Exercise input:
────────
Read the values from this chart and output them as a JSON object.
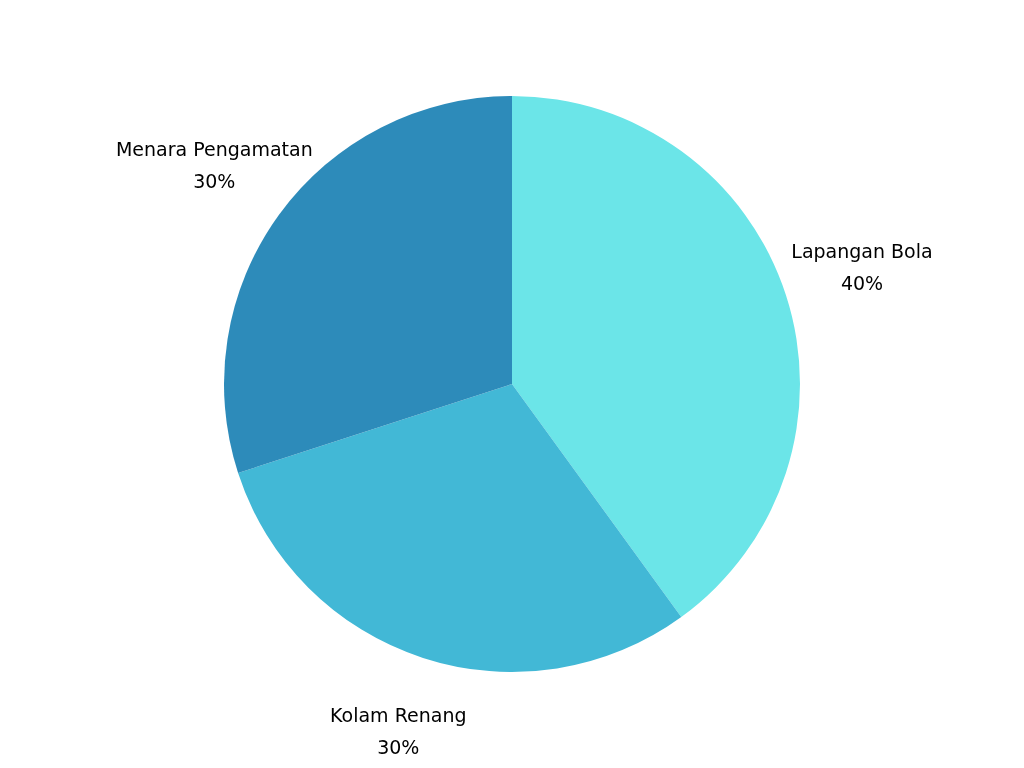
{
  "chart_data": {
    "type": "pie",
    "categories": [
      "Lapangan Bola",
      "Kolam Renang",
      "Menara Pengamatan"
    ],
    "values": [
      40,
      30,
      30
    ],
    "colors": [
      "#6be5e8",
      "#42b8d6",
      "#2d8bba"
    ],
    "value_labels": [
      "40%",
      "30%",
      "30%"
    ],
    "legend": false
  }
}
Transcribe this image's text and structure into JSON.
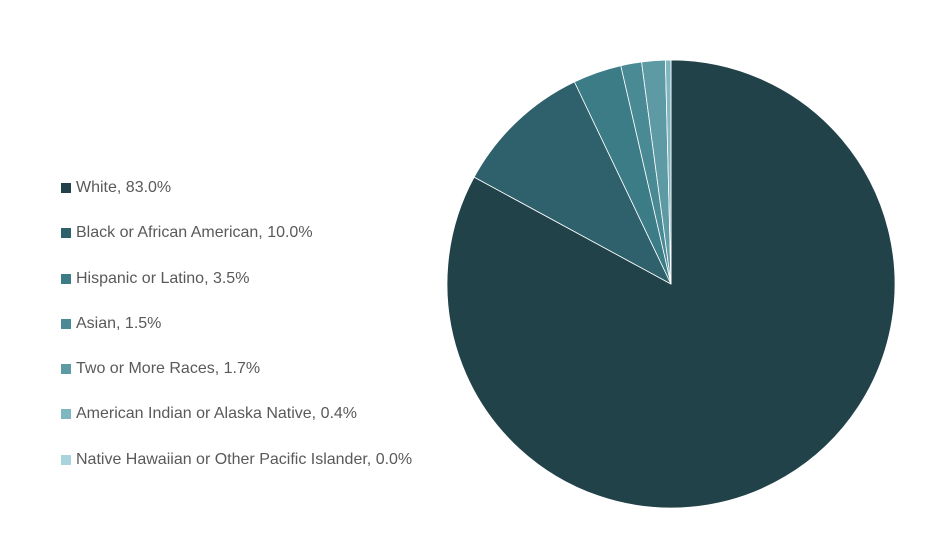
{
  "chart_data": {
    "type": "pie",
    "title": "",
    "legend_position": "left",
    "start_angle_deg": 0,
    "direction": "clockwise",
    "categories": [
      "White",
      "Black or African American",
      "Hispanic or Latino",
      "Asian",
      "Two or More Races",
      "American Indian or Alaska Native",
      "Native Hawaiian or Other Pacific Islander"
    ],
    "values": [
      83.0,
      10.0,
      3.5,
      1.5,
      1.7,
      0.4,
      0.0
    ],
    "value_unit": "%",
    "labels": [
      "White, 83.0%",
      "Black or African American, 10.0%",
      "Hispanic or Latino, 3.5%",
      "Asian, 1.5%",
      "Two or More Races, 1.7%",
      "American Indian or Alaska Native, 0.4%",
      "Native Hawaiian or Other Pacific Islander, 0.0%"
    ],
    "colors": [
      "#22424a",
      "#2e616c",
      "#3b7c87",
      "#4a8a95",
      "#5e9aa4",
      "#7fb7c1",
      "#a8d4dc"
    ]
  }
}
────────
From the line containing "Transcribe this image's" through the last line of the records, both included, output those lines exactly and nothing else; skip the pictures.

Transcribe this image's text and structure into JSON.
{
  "chart_data": {
    "type": "pie",
    "title": "",
    "legend_position": "left",
    "start_angle_deg": 0,
    "direction": "clockwise",
    "categories": [
      "White",
      "Black or African American",
      "Hispanic or Latino",
      "Asian",
      "Two or More Races",
      "American Indian or Alaska Native",
      "Native Hawaiian or Other Pacific Islander"
    ],
    "values": [
      83.0,
      10.0,
      3.5,
      1.5,
      1.7,
      0.4,
      0.0
    ],
    "value_unit": "%",
    "labels": [
      "White, 83.0%",
      "Black or African American, 10.0%",
      "Hispanic or Latino, 3.5%",
      "Asian, 1.5%",
      "Two or More Races, 1.7%",
      "American Indian or Alaska Native, 0.4%",
      "Native Hawaiian or Other Pacific Islander, 0.0%"
    ],
    "colors": [
      "#22424a",
      "#2e616c",
      "#3b7c87",
      "#4a8a95",
      "#5e9aa4",
      "#7fb7c1",
      "#a8d4dc"
    ]
  }
}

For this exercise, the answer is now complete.